### EXERCISE DETAILS
Arrange every line of the rows below as a Markdown table with the columns "No." and "Line", giving each line its number and skipping blank lines. Leave the pictures out of the table.
------------------------------------------------------------
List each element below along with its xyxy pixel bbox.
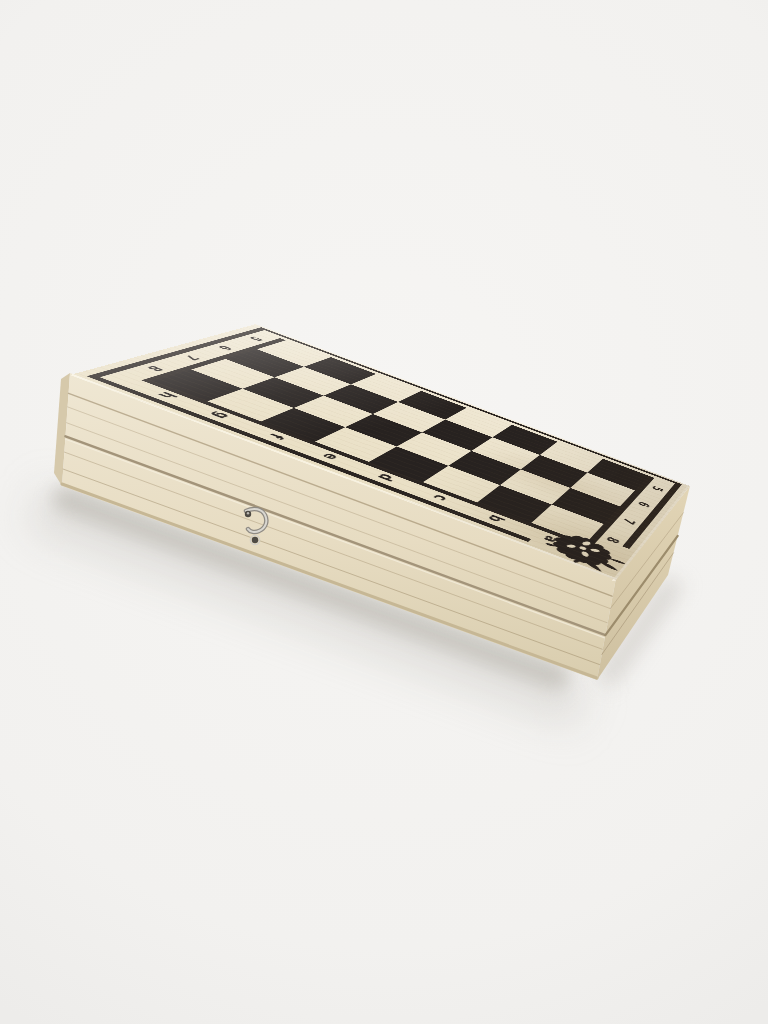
- clasp-top-screw-glint: [247, 512, 249, 514]
- clasp-bottom-screw: [252, 537, 258, 543]
- rank-label-right-6: 6: [632, 498, 656, 511]
- ornament-leaf-3: [599, 561, 620, 571]
- rank-label-right-5: 5: [646, 483, 669, 495]
- product-photo-scene: hgfedcba 5678 5678: [0, 0, 768, 1024]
------------------------------------------------------------
### SOLUTION
| No. | Line |
|---|---|
| 1 | List each element below along with its xyxy pixel bbox. |
| 2 | - clasp-top-screw-glint: [247, 512, 249, 514] |
| 3 | - clasp-bottom-screw: [252, 537, 258, 543] |
| 4 | - rank-label-right-6: 6: [632, 498, 656, 511] |
| 5 | - ornament-leaf-3: [599, 561, 620, 571] |
| 6 | - rank-label-right-5: 5: [646, 483, 669, 495] |
| 7 | - product-photo-scene: hgfedcba 5678 5678: [0, 0, 768, 1024] |